======== DATA EXCERPTS ========
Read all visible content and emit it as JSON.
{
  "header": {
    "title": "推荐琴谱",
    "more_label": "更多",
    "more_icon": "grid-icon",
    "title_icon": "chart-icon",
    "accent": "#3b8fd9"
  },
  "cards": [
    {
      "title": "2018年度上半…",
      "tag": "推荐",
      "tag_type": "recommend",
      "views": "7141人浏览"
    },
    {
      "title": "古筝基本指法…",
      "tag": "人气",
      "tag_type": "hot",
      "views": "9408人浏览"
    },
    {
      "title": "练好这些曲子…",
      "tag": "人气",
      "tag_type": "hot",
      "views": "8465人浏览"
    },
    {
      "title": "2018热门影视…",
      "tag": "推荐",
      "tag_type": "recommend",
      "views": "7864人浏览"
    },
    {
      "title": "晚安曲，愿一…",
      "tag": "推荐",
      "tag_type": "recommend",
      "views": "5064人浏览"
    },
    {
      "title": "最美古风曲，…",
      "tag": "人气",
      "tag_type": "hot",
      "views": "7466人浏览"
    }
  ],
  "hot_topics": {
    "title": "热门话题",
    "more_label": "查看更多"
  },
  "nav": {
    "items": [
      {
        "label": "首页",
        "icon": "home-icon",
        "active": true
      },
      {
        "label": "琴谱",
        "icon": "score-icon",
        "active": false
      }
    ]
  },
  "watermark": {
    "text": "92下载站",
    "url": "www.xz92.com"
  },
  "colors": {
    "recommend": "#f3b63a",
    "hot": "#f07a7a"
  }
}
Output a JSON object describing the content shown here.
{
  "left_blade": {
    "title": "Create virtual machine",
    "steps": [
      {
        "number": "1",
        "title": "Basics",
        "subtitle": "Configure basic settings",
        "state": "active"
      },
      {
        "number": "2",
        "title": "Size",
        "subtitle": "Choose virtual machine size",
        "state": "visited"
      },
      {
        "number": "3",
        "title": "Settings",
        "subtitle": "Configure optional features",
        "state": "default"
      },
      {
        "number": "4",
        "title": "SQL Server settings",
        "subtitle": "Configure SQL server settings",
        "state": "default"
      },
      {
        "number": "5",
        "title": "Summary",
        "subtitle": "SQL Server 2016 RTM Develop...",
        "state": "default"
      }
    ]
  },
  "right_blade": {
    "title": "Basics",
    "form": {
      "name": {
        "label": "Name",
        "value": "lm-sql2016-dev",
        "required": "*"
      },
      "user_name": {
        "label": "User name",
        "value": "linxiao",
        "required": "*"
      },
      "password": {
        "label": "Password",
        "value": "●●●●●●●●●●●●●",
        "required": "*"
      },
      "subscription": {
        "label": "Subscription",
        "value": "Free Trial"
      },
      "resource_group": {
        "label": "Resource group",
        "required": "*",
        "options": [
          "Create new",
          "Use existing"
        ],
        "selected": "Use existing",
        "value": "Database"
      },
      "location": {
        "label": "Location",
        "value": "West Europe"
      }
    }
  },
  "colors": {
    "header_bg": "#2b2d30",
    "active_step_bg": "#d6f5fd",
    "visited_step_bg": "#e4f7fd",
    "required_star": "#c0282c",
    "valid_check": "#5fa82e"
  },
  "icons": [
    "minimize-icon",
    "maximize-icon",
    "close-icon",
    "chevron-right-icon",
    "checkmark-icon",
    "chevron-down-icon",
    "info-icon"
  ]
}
========
#### STATED GOAL
Show every line in the records above that contains the word "virtual".

#### SOLUTION TO THE EXERCISE
    "title": "Create virtual machine",
        "subtitle": "Choose virtual machine size",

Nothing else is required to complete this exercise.